** start Record extracts **

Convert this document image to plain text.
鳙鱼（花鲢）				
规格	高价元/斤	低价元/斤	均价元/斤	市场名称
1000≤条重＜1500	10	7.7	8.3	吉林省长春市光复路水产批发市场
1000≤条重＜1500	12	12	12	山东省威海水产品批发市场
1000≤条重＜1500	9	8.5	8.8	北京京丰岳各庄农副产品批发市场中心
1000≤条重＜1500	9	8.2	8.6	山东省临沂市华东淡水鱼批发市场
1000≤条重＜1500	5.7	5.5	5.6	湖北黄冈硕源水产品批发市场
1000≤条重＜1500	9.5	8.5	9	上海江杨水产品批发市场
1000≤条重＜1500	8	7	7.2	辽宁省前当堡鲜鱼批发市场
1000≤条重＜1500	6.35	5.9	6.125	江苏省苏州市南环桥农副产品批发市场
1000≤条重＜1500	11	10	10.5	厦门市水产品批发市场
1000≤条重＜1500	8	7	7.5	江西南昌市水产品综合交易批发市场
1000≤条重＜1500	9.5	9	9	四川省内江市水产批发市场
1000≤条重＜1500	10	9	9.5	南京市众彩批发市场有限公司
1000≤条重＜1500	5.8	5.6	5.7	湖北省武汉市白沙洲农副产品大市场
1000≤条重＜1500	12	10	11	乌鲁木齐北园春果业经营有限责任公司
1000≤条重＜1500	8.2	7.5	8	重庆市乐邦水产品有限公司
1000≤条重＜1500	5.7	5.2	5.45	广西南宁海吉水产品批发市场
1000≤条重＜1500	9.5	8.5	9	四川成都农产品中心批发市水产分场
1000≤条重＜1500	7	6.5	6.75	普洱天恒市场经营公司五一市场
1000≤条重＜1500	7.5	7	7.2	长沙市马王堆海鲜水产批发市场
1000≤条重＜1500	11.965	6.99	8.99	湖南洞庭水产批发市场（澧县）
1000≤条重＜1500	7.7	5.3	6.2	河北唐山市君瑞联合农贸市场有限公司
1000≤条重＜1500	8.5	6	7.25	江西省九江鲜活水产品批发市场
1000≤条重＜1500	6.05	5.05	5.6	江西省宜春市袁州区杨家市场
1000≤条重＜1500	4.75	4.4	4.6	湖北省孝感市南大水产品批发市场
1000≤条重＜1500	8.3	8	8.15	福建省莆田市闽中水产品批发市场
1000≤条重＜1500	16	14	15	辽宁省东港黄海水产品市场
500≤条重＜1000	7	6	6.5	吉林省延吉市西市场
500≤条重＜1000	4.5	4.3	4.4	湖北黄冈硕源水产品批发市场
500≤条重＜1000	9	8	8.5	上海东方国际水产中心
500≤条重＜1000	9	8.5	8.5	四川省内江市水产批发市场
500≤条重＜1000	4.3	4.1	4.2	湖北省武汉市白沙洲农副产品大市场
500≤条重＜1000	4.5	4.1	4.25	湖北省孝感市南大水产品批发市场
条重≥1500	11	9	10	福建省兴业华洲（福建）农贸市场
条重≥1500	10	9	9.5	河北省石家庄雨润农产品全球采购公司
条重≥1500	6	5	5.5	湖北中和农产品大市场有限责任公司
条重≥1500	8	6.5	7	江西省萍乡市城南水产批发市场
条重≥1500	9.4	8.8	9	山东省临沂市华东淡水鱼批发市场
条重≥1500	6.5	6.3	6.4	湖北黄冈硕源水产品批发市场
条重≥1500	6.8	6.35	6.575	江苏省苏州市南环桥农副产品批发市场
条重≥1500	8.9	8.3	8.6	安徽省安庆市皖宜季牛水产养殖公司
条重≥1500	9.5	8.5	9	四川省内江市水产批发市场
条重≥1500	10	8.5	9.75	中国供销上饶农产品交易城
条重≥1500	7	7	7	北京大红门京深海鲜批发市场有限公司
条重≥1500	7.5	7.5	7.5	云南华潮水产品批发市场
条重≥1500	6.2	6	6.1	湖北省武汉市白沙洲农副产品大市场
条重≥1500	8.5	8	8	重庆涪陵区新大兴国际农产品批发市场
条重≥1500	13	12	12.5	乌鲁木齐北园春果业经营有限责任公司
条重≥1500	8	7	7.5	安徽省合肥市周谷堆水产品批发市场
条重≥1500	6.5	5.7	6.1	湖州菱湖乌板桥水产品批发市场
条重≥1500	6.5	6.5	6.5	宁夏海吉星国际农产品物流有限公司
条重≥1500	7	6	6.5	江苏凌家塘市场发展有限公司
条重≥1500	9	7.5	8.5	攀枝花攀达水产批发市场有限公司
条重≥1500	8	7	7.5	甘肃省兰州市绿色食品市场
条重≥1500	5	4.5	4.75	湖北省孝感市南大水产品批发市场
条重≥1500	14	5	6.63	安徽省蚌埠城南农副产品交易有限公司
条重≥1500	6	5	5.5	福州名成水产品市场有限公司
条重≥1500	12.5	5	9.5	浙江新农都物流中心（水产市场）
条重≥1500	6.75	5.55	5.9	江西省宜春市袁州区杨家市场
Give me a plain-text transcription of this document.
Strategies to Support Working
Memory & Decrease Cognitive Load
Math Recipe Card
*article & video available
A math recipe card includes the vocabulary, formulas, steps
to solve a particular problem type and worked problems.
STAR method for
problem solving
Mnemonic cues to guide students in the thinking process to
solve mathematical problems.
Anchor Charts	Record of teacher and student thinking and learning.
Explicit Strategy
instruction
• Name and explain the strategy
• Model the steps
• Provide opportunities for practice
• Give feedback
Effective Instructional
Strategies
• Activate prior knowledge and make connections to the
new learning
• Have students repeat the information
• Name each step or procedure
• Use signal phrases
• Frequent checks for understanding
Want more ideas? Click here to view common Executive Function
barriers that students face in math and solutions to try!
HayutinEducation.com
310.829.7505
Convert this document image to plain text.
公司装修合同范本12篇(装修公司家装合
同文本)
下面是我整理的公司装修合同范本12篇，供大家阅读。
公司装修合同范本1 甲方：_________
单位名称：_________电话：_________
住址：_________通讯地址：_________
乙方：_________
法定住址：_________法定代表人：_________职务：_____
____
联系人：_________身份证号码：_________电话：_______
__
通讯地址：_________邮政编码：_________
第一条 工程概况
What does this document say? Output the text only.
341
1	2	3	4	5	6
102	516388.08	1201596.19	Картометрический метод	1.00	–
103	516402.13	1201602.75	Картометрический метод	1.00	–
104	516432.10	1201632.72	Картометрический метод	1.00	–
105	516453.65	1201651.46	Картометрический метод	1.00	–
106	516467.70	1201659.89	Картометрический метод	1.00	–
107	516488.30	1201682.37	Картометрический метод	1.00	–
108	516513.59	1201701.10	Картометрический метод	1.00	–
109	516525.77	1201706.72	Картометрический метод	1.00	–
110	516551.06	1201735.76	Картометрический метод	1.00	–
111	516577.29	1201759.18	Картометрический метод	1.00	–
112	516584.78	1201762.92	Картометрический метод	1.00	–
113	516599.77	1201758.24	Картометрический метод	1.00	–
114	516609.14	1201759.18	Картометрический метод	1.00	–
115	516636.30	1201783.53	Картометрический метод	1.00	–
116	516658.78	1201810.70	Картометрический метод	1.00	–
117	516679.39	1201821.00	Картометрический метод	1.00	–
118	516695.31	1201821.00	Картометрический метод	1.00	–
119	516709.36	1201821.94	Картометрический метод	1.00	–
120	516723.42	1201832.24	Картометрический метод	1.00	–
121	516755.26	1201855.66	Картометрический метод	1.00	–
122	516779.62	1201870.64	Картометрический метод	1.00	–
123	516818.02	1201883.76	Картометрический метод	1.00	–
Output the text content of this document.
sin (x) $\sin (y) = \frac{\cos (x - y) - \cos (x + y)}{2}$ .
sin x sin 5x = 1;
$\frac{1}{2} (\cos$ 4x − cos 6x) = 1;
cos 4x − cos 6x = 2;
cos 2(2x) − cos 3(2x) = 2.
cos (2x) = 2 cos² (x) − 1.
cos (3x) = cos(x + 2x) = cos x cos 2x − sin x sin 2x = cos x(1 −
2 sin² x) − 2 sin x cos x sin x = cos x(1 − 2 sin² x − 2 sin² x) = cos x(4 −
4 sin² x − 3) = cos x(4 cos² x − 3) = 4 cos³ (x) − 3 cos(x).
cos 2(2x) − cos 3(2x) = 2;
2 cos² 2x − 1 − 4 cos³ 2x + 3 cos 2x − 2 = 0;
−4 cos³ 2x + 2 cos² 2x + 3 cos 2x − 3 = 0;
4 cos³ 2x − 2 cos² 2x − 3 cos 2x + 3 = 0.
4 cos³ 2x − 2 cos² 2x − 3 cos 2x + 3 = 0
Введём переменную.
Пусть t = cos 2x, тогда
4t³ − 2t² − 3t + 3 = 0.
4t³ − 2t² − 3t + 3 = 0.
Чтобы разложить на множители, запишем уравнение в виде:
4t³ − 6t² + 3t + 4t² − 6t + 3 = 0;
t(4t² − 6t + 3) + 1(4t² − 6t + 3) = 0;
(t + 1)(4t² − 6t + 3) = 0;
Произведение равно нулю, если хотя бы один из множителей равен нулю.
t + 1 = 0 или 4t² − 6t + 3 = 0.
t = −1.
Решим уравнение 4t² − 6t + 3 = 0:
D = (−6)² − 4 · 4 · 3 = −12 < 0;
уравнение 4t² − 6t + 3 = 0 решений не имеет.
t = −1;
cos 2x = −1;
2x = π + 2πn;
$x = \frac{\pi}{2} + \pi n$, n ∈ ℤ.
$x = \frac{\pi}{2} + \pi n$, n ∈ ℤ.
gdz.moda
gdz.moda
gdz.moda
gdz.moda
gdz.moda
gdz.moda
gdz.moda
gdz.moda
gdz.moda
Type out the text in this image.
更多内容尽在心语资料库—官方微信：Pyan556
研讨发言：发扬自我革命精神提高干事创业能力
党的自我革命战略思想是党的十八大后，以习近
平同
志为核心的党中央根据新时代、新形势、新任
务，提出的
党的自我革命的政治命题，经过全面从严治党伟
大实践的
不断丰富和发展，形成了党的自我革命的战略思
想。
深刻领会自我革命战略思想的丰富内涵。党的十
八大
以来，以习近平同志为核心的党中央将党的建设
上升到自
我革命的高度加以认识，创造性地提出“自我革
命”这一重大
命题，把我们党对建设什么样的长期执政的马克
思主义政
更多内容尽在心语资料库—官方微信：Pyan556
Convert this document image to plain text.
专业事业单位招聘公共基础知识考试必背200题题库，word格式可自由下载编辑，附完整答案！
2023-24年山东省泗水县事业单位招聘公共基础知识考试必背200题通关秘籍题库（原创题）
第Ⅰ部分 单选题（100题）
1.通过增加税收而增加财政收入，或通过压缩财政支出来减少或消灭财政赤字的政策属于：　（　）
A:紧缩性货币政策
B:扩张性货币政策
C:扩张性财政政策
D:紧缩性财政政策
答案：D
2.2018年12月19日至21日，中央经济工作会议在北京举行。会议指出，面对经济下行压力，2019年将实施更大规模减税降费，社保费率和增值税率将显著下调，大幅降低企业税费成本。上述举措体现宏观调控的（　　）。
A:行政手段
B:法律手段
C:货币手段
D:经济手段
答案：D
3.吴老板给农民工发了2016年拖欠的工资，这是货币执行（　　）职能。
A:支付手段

** end Record extracts **

> _Task directions_
Gather every line from the listing above in which "solve" appears, and copy those lines.

> _Reply_
to solve a particular problem type and worked problems.
solve mathematical problems.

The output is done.